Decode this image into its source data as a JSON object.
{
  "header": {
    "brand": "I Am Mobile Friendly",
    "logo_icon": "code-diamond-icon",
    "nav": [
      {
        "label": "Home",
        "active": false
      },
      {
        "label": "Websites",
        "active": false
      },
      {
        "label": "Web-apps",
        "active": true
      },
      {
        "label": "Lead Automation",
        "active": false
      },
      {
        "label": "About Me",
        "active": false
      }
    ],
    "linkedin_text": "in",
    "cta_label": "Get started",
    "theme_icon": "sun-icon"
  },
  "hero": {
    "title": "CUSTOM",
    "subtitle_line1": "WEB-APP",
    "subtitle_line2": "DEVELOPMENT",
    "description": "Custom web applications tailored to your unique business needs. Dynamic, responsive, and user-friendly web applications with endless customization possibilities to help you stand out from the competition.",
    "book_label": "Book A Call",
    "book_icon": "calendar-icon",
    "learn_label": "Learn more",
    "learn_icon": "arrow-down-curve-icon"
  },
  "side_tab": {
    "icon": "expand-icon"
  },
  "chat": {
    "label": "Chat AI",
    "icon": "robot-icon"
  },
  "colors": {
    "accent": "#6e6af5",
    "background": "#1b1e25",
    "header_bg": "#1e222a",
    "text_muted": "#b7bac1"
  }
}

**Exercise requirements**
Give only the number of lines in the data that include the string "icon".

**The solution**
6